_STATED GOAL:_ Provide an exact transcription of all the records.

_EXCERPTED DATA:_

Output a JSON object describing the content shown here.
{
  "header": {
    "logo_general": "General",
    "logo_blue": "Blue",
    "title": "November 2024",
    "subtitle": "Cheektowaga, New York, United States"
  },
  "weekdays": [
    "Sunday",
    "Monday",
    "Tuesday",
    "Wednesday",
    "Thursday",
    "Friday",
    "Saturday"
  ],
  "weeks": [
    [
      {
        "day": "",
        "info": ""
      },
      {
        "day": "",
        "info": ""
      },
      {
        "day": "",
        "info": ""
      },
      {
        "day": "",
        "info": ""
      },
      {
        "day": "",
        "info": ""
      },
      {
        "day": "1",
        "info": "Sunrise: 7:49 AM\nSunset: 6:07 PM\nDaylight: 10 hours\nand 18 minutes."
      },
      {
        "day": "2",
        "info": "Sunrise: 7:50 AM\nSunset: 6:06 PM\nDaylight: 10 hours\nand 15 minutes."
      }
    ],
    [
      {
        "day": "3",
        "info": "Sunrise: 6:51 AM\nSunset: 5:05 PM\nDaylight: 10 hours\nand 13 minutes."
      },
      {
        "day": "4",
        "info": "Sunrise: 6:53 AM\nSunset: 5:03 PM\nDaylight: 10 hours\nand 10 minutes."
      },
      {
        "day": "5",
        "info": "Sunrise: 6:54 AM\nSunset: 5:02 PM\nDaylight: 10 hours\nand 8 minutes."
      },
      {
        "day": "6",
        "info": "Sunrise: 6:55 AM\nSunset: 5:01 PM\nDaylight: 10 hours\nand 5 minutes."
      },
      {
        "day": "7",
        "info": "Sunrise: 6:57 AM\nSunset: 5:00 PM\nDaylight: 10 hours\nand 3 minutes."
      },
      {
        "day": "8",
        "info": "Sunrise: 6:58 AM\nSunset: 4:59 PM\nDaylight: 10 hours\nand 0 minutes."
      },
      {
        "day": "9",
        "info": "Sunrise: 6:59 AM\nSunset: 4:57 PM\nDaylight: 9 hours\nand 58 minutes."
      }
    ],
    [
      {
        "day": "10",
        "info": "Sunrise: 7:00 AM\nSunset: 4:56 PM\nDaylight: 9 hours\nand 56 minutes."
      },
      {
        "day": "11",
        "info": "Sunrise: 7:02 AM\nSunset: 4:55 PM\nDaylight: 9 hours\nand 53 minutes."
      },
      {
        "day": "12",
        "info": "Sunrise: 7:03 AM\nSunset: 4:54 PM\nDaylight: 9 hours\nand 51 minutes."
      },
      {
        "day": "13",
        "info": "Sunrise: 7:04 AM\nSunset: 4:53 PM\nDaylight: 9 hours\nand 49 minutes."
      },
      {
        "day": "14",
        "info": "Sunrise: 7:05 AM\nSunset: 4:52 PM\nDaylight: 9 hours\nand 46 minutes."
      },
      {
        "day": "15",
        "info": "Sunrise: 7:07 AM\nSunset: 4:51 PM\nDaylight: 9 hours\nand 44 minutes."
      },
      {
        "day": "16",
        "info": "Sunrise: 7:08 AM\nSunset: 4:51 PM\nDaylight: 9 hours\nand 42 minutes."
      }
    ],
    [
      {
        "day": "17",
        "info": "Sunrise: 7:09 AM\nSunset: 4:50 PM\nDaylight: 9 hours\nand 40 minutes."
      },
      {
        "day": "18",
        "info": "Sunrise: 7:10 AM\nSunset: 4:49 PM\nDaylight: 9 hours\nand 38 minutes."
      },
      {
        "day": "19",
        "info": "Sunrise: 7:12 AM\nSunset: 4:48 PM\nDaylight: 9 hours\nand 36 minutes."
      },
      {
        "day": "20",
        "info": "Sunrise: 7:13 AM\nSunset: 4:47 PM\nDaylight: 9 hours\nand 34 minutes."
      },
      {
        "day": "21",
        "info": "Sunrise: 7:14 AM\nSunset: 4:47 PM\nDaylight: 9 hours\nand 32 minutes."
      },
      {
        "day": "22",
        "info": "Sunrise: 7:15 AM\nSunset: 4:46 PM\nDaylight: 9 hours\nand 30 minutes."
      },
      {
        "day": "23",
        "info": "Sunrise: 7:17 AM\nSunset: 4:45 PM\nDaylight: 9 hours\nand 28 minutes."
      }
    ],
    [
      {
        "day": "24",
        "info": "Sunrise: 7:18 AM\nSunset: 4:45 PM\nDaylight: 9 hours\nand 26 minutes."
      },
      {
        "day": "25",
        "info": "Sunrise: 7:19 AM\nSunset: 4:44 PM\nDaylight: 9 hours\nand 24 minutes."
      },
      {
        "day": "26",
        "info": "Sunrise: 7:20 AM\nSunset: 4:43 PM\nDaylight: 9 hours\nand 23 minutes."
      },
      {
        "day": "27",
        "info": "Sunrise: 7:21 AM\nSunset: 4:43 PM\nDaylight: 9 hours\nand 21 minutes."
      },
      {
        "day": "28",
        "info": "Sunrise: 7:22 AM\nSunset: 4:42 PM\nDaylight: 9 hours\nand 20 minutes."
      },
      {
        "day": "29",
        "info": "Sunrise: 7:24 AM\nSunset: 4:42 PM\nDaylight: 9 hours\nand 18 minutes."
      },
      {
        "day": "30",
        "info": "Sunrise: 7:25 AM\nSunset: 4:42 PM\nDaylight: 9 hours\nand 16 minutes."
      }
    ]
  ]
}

_WRITTEN SOLUTION:_
Output a JSON object describing the content shown here.
{
  "header": {
    "logo_general": "General",
    "logo_blue": "Blue",
    "title": "November 2024",
    "subtitle": "Cheektowaga, New York, United States"
  },
  "weekdays": [
    "Sunday",
    "Monday",
    "Tuesday",
    "Wednesday",
    "Thursday",
    "Friday",
    "Saturday"
  ],
  "weeks": [
    [
      {
        "day": "",
        "info": ""
      },
      {
        "day": "",
        "info": ""
      },
      {
        "day": "",
        "info": ""
      },
      {
        "day": "",
        "info": ""
      },
      {
        "day": "",
        "info": ""
      },
      {
        "day": "1",
        "info": "Sunrise: 7:49 AM\nSunset: 6:07 PM\nDaylight: 10 hours\nand 18 minutes."
      },
      {
        "day": "2",
        "info": "Sunrise: 7:50 AM\nSunset: 6:06 PM\nDaylight: 10 hours\nand 15 minutes."
      }
    ],
    [
      {
        "day": "3",
        "info": "Sunrise: 6:51 AM\nSunset: 5:05 PM\nDaylight: 10 hours\nand 13 minutes."
      },
      {
        "day": "4",
        "info": "Sunrise: 6:53 AM\nSunset: 5:03 PM\nDaylight: 10 hours\nand 10 minutes."
      },
      {
        "day": "5",
        "info": "Sunrise: 6:54 AM\nSunset: 5:02 PM\nDaylight: 10 hours\nand 8 minutes."
      },
      {
        "day": "6",
        "info": "Sunrise: 6:55 AM\nSunset: 5:01 PM\nDaylight: 10 hours\nand 5 minutes."
      },
      {
        "day": "7",
        "info": "Sunrise: 6:57 AM\nSunset: 5:00 PM\nDaylight: 10 hours\nand 3 minutes."
      },
      {
        "day": "8",
        "info": "Sunrise: 6:58 AM\nSunset: 4:59 PM\nDaylight: 10 hours\nand 0 minutes."
      },
      {
        "day": "9",
        "info": "Sunrise: 6:59 AM\nSunset: 4:57 PM\nDaylight: 9 hours\nand 58 minutes."
      }
    ],
    [
      {
        "day": "10",
        "info": "Sunrise: 7:00 AM\nSunset: 4:56 PM\nDaylight: 9 hours\nand 56 minutes."
      },
      {
        "day": "11",
        "info": "Sunrise: 7:02 AM\nSunset: 4:55 PM\nDaylight: 9 hours\nand 53 minutes."
      },
      {
        "day": "12",
        "info": "Sunrise: 7:03 AM\nSunset: 4:54 PM\nDaylight: 9 hours\nand 51 minutes."
      },
      {
        "day": "13",
        "info": "Sunrise: 7:04 AM\nSunset: 4:53 PM\nDaylight: 9 hours\nand 49 minutes."
      },
      {
        "day": "14",
        "info": "Sunrise: 7:05 AM\nSunset: 4:52 PM\nDaylight: 9 hours\nand 46 minutes."
      },
      {
        "day": "15",
        "info": "Sunrise: 7:07 AM\nSunset: 4:51 PM\nDaylight: 9 hours\nand 44 minutes."
      },
      {
        "day": "16",
        "info": "Sunrise: 7:08 AM\nSunset: 4:51 PM\nDaylight: 9 hours\nand 42 minutes."
      }
    ],
    [
      {
        "day": "17",
        "info": "Sunrise: 7:09 AM\nSunset: 4:50 PM\nDaylight: 9 hours\nand 40 minutes."
      },
      {
        "day": "18",
        "info": "Sunrise: 7:10 AM\nSunset: 4:49 PM\nDaylight: 9 hours\nand 38 minutes."
      },
      {
        "day": "19",
        "info": "Sunrise: 7:12 AM\nSunset: 4:48 PM\nDaylight: 9 hours\nand 36 minutes."
      },
      {
        "day": "20",
        "info": "Sunrise: 7:13 AM\nSunset: 4:47 PM\nDaylight: 9 hours\nand 34 minutes."
      },
      {
        "day": "21",
        "info": "Sunrise: 7:14 AM\nSunset: 4:47 PM\nDaylight: 9 hours\nand 32 minutes."
      },
      {
        "day": "22",
        "info": "Sunrise: 7:15 AM\nSunset: 4:46 PM\nDaylight: 9 hours\nand 30 minutes."
      },
      {
        "day": "23",
        "info": "Sunrise: 7:17 AM\nSunset: 4:45 PM\nDaylight: 9 hours\nand 28 minutes."
      }
    ],
    [
      {
        "day": "24",
        "info": "Sunrise: 7:18 AM\nSunset: 4:45 PM\nDaylight: 9 hours\nand 26 minutes."
      },
      {
        "day": "25",
        "info": "Sunrise: 7:19 AM\nSunset: 4:44 PM\nDaylight: 9 hours\nand 24 minutes."
      },
      {
        "day": "26",
        "info": "Sunrise: 7:20 AM\nSunset: 4:43 PM\nDaylight: 9 hours\nand 23 minutes."
      },
      {
        "day": "27",
        "info": "Sunrise: 7:21 AM\nSunset: 4:43 PM\nDaylight: 9 hours\nand 21 minutes."
      },
      {
        "day": "28",
        "info": "Sunrise: 7:22 AM\nSunset: 4:42 PM\nDaylight: 9 hours\nand 20 minutes."
      },
      {
        "day": "29",
        "info": "Sunrise: 7:24 AM\nSunset: 4:42 PM\nDaylight: 9 hours\nand 18 minutes."
      },
      {
        "day": "30",
        "info": "Sunrise: 7:25 AM\nSunset: 4:42 PM\nDaylight: 9 hours\nand 16 minutes."
      }
    ]
  ]
}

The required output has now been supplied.